> Description of the task:
Repeat each line exactly as it is written.

> Excerpted data:
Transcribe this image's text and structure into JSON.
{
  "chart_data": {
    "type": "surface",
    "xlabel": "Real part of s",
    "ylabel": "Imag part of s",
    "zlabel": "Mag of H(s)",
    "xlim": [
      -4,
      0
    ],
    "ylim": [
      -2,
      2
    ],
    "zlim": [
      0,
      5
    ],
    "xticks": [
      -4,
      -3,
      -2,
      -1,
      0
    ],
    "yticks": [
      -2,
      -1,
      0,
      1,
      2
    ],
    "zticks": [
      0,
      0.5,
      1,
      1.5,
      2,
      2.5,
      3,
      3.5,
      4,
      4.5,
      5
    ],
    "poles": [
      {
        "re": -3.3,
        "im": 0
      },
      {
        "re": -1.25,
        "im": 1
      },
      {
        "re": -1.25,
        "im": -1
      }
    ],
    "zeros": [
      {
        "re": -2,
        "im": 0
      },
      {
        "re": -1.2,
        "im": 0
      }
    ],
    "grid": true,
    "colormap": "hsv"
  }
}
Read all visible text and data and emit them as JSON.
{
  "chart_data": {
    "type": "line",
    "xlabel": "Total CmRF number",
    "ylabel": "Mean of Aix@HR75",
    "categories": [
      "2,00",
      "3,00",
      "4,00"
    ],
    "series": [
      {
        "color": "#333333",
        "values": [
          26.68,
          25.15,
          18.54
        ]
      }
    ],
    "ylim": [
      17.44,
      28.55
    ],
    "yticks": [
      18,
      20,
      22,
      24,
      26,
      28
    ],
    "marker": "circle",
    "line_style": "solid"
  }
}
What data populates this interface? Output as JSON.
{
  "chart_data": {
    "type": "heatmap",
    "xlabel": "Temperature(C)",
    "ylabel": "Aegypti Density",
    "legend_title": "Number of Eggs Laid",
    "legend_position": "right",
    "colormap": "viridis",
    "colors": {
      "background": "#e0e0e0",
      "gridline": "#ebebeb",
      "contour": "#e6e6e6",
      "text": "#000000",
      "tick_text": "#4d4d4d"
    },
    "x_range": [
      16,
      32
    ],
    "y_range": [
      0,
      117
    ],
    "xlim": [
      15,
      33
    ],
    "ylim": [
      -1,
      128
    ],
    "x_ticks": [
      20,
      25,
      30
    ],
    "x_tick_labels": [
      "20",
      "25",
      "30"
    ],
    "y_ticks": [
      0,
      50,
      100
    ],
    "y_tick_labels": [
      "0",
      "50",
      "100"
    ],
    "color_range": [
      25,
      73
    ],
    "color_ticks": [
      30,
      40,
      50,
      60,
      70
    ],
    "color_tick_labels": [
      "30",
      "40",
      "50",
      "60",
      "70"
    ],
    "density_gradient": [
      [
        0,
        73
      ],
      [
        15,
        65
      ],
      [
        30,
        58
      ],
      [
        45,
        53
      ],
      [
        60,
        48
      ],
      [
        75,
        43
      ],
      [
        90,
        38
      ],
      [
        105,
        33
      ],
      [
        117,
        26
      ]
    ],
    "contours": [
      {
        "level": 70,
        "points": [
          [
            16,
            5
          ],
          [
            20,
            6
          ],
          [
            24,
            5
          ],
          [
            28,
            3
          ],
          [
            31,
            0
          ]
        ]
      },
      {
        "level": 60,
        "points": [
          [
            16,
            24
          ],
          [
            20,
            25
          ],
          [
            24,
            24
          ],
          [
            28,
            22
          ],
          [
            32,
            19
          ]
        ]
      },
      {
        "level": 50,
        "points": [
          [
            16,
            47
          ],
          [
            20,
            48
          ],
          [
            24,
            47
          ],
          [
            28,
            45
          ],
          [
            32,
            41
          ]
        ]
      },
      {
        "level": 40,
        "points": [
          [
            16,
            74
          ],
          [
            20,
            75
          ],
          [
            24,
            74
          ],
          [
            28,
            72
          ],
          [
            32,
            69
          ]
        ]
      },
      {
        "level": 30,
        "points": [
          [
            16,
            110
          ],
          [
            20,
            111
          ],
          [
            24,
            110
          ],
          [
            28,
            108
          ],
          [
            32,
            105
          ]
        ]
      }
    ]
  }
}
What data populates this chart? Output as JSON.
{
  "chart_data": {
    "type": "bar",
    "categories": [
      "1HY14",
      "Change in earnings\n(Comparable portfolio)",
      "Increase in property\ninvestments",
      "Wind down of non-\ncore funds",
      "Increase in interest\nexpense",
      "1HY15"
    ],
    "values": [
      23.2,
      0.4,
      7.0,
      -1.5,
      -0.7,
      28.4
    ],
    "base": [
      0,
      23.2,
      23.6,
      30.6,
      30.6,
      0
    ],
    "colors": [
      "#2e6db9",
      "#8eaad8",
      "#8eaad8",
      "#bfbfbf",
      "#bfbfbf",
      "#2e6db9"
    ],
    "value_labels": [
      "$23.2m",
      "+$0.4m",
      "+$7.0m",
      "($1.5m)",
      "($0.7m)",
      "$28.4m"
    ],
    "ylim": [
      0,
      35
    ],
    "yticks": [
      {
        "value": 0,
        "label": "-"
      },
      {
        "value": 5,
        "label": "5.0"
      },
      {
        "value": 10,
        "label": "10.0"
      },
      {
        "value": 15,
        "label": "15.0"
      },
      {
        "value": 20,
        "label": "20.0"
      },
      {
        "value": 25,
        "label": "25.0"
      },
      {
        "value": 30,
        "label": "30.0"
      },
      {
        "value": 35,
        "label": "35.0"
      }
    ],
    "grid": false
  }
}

> Solution for this exercise:
Transcribe this image's text and structure into JSON.
{
  "chart_data": {
    "type": "surface",
    "xlabel": "Real part of s",
    "ylabel": "Imag part of s",
    "zlabel": "Mag of H(s)",
    "xlim": [
      -4,
      0
    ],
    "ylim": [
      -2,
      2
    ],
    "zlim": [
      0,
      5
    ],
    "xticks": [
      -4,
      -3,
      -2,
      -1,
      0
    ],
    "yticks": [
      -2,
      -1,
      0,
      1,
      2
    ],
    "zticks": [
      0,
      0.5,
      1,
      1.5,
      2,
      2.5,
      3,
      3.5,
      4,
      4.5,
      5
    ],
    "poles": [
      {
        "re": -3.3,
        "im": 0
      },
      {
        "re": -1.25,
        "im": 1
      },
      {
        "re": -1.25,
        "im": -1
      }
    ],
    "zeros": [
      {
        "re": -2,
        "im": 0
      },
      {
        "re": -1.2,
        "im": 0
      }
    ],
    "grid": true,
    "colormap": "hsv"
  }
}
Read all visible text and data and emit them as JSON.
{
  "chart_data": {
    "type": "line",
    "xlabel": "Total CmRF number",
    "ylabel": "Mean of Aix@HR75",
    "categories": [
      "2,00",
      "3,00",
      "4,00"
    ],
    "series": [
      {
        "color": "#333333",
        "values": [
          26.68,
          25.15,
          18.54
        ]
      }
    ],
    "ylim": [
      17.44,
      28.55
    ],
    "yticks": [
      18,
      20,
      22,
      24,
      26,
      28
    ],
    "marker": "circle",
    "line_style": "solid"
  }
}
What data populates this interface? Output as JSON.
{
  "chart_data": {
    "type": "heatmap",
    "xlabel": "Temperature(C)",
    "ylabel": "Aegypti Density",
    "legend_title": "Number of Eggs Laid",
    "legend_position": "right",
    "colormap": "viridis",
    "colors": {
      "background": "#e0e0e0",
      "gridline": "#ebebeb",
      "contour": "#e6e6e6",
      "text": "#000000",
      "tick_text": "#4d4d4d"
    },
    "x_range": [
      16,
      32
    ],
    "y_range": [
      0,
      117
    ],
    "xlim": [
      15,
      33
    ],
    "ylim": [
      -1,
      128
    ],
    "x_ticks": [
      20,
      25,
      30
    ],
    "x_tick_labels": [
      "20",
      "25",
      "30"
    ],
    "y_ticks": [
      0,
      50,
      100
    ],
    "y_tick_labels": [
      "0",
      "50",
      "100"
    ],
    "color_range": [
      25,
      73
    ],
    "color_ticks": [
      30,
      40,
      50,
      60,
      70
    ],
    "color_tick_labels": [
      "30",
      "40",
      "50",
      "60",
      "70"
    ],
    "density_gradient": [
      [
        0,
        73
      ],
      [
        15,
        65
      ],
      [
        30,
        58
      ],
      [
        45,
        53
      ],
      [
        60,
        48
      ],
      [
        75,
        43
      ],
      [
        90,
        38
      ],
      [
        105,
        33
      ],
      [
        117,
        26
      ]
    ],
    "contours": [
      {
        "level": 70,
        "points": [
          [
            16,
            5
          ],
          [
            20,
            6
          ],
          [
            24,
            5
          ],
          [
            28,
            3
          ],
          [
            31,
            0
          ]
        ]
      },
      {
        "level": 60,
        "points": [
          [
            16,
            24
          ],
          [
            20,
            25
          ],
          [
            24,
            24
          ],
          [
            28,
            22
          ],
          [
            32,
            19
          ]
        ]
      },
      {
        "level": 50,
        "points": [
          [
            16,
            47
          ],
          [
            20,
            48
          ],
          [
            24,
            47
          ],
          [
            28,
            45
          ],
          [
            32,
            41
          ]
        ]
      },
      {
        "level": 40,
        "points": [
          [
            16,
            74
          ],
          [
            20,
            75
          ],
          [
            24,
            74
          ],
          [
            28,
            72
          ],
          [
            32,
            69
          ]
        ]
      },
      {
        "level": 30,
        "points": [
          [
            16,
            110
          ],
          [
            20,
            111
          ],
          [
            24,
            110
          ],
          [
            28,
            108
          ],
          [
            32,
            105
          ]
        ]
      }
    ]
  }
}
What data populates this chart? Output as JSON.
{
  "chart_data": {
    "type": "bar",
    "categories": [
      "1HY14",
      "Change in earnings\n(Comparable portfolio)",
      "Increase in property\ninvestments",
      "Wind down of non-\ncore funds",
      "Increase in interest\nexpense",
      "1HY15"
    ],
    "values": [
      23.2,
      0.4,
      7.0,
      -1.5,
      -0.7,
      28.4
    ],
    "base": [
      0,
      23.2,
      23.6,
      30.6,
      30.6,
      0
    ],
    "colors": [
      "#2e6db9",
      "#8eaad8",
      "#8eaad8",
      "#bfbfbf",
      "#bfbfbf",
      "#2e6db9"
    ],
    "value_labels": [
      "$23.2m",
      "+$0.4m",
      "+$7.0m",
      "($1.5m)",
      "($0.7m)",
      "$28.4m"
    ],
    "ylim": [
      0,
      35
    ],
    "yticks": [
      {
        "value": 0,
        "label": "-"
      },
      {
        "value": 5,
        "label": "5.0"
      },
      {
        "value": 10,
        "label": "10.0"
      },
      {
        "value": 15,
        "label": "15.0"
      },
      {
        "value": 20,
        "label": "20.0"
      },
      {
        "value": 25,
        "label": "25.0"
      },
      {
        "value": 30,
        "label": "30.0"
      },
      {
        "value": 35,
        "label": "35.0"
      }
    ],
    "grid": false
  }
}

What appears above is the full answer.